• [Required work]
Pull each line holding the word "Nothing" from the data.

*** The records ***

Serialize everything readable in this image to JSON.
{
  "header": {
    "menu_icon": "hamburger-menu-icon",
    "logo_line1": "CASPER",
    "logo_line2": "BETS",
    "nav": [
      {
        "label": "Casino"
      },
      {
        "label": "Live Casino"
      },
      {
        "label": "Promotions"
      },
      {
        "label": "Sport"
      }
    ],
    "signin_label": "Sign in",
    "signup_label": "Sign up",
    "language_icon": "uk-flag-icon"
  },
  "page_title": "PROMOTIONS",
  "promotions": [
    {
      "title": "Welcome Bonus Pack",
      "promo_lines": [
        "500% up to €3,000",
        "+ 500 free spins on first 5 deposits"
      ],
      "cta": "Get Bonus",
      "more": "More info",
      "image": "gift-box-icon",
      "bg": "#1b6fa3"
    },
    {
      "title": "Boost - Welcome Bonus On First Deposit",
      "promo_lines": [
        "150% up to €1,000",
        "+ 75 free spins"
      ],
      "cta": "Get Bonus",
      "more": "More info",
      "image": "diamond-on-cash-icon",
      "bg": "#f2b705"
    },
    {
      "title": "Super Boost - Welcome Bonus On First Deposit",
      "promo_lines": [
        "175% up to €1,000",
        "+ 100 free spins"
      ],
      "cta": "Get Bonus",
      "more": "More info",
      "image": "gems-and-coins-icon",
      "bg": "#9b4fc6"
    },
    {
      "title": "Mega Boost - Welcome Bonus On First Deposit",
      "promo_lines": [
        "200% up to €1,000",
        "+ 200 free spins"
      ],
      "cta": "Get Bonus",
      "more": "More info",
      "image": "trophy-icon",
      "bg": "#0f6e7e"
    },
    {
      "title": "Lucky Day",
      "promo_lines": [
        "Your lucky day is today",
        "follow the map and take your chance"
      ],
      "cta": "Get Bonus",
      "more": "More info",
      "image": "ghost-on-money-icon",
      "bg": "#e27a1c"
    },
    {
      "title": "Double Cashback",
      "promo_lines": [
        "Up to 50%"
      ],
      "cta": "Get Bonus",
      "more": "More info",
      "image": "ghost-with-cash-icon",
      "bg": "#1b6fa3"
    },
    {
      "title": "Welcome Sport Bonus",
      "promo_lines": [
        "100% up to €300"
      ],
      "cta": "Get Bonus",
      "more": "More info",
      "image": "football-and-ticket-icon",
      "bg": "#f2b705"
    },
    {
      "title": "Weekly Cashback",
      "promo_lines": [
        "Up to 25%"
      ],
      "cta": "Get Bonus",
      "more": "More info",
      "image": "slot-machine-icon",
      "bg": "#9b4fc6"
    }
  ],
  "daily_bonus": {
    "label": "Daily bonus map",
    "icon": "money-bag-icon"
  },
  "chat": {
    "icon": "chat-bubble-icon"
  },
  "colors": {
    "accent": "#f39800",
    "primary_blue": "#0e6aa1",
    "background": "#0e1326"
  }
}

***
*** The records ***

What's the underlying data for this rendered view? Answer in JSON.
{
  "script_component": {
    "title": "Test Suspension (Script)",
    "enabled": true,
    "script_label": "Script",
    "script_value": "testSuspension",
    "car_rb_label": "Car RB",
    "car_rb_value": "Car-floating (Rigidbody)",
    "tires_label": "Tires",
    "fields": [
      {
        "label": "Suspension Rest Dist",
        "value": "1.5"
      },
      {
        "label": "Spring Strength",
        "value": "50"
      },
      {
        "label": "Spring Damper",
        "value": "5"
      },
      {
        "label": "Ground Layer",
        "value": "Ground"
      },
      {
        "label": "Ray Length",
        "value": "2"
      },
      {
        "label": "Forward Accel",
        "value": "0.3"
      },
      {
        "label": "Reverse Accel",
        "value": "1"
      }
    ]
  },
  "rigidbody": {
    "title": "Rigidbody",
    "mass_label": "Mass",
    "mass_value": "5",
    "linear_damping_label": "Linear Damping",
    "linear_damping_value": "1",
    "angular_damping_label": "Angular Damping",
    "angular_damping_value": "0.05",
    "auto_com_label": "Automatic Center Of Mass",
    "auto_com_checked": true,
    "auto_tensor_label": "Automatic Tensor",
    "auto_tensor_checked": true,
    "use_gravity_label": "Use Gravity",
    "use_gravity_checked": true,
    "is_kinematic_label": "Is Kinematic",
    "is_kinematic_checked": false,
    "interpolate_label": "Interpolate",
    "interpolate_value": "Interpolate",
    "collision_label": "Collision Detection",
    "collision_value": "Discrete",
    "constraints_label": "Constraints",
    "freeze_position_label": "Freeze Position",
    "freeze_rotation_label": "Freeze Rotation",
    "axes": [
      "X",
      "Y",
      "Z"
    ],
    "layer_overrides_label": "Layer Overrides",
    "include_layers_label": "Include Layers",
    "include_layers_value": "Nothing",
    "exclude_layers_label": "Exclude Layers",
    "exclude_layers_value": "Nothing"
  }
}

***

• [Solution for this exercise]
    "include_layers_value": "Nothing",
    "exclude_layers_value": "Nothing"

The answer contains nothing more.